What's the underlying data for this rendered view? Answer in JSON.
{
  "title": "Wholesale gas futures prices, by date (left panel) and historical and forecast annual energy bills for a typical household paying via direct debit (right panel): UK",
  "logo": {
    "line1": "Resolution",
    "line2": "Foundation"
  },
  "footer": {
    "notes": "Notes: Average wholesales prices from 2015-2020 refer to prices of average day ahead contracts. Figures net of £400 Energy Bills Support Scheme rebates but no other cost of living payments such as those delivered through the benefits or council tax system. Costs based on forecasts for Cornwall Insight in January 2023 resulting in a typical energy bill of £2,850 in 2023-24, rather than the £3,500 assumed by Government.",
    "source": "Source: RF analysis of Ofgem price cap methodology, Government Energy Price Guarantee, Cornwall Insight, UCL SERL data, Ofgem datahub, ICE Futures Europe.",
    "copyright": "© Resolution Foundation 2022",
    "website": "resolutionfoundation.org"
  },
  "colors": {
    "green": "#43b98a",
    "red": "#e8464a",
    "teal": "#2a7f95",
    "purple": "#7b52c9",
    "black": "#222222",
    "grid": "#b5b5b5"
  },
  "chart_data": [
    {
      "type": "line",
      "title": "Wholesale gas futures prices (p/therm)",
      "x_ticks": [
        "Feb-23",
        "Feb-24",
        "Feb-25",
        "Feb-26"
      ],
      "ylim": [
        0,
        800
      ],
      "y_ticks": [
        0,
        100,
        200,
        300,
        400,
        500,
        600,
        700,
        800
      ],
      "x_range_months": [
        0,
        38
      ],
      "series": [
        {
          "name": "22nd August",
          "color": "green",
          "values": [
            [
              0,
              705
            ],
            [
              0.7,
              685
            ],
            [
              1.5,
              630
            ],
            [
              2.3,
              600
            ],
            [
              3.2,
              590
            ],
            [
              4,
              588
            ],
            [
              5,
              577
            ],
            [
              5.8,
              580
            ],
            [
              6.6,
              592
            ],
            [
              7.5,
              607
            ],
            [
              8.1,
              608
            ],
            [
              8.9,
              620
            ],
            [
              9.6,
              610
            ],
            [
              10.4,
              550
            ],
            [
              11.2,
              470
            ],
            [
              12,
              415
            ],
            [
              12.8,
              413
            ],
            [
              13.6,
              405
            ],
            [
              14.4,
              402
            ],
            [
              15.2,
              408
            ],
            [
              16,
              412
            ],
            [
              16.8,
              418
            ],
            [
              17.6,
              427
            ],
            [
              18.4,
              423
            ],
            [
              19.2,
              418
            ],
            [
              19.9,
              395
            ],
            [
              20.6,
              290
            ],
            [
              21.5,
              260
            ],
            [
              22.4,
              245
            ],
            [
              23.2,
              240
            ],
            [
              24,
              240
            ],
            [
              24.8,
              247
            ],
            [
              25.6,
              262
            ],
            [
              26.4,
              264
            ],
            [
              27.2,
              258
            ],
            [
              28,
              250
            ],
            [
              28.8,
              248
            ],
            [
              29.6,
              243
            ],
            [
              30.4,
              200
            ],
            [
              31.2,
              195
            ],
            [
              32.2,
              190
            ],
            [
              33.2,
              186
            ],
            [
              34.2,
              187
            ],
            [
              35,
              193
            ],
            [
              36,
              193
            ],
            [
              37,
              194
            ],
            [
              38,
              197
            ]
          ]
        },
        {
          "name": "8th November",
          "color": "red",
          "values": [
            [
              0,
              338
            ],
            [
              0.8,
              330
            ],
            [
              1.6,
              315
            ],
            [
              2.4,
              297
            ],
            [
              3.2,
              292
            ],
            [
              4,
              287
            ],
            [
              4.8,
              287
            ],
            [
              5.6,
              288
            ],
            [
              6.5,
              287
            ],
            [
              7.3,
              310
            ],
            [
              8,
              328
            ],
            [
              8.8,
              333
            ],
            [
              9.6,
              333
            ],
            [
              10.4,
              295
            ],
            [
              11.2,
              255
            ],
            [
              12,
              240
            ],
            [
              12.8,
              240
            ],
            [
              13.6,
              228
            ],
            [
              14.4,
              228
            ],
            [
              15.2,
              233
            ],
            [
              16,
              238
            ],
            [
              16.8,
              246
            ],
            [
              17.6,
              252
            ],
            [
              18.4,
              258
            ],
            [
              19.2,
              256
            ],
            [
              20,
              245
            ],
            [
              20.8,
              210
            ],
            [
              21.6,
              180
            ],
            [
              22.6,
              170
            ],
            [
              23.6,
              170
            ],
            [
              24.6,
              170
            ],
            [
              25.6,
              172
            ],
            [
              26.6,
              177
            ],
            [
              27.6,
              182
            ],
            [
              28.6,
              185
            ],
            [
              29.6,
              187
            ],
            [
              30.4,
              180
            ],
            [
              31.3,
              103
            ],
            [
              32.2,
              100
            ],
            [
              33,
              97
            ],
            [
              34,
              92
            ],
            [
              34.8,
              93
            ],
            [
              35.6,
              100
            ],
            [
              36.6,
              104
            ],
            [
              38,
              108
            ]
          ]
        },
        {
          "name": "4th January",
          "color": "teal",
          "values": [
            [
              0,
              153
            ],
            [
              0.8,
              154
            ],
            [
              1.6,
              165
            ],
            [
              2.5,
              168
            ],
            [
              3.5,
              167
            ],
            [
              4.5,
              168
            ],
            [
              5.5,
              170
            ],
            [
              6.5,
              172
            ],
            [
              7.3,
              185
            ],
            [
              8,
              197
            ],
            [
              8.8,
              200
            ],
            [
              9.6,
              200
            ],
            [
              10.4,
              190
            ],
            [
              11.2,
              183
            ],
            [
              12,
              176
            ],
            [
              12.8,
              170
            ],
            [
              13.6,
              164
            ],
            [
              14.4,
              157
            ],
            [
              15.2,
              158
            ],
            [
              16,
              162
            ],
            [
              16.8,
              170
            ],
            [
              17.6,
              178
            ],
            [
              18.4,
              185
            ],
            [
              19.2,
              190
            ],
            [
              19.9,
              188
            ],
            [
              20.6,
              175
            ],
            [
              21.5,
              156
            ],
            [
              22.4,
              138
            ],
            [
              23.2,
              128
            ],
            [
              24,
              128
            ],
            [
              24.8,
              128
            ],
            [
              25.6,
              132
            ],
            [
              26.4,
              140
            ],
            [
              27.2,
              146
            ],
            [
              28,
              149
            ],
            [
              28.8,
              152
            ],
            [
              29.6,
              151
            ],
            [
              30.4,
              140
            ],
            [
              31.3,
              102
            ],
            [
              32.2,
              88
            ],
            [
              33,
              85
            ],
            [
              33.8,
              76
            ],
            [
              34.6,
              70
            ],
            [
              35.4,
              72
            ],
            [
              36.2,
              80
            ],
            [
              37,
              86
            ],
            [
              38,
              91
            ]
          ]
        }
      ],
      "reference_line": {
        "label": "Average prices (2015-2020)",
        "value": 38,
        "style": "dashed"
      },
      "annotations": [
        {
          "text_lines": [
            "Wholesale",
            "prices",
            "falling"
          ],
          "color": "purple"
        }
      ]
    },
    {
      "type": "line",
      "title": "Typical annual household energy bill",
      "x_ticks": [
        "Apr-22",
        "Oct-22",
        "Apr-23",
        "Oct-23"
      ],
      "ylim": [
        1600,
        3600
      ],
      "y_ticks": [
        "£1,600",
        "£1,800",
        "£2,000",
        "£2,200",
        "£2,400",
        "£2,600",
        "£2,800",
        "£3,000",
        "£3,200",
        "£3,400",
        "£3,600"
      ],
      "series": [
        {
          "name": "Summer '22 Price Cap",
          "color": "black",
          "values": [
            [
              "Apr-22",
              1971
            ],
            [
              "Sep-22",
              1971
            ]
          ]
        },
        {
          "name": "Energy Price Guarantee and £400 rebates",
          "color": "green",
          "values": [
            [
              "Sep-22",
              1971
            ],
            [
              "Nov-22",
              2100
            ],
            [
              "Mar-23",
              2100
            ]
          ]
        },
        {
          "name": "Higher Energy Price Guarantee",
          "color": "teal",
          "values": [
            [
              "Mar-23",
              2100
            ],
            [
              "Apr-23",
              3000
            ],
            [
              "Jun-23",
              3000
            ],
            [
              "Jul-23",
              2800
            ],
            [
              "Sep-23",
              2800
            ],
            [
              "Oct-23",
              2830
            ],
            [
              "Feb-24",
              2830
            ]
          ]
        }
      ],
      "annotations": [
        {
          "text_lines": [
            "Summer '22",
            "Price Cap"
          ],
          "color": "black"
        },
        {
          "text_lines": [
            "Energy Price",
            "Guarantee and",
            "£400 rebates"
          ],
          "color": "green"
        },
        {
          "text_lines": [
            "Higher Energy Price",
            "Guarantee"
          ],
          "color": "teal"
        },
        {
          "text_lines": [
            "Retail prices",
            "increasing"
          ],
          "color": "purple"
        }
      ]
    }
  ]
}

______

_The request_. Which lines in the records above contain the string "annual"? Copy each one.

_Solution_.
  "title": "Wholesale gas futures prices, by date (left panel) and historical and forecast annual energy bills for a typical household paying via direct debit (right panel): UK",
      "title": "Typical annual household energy bill",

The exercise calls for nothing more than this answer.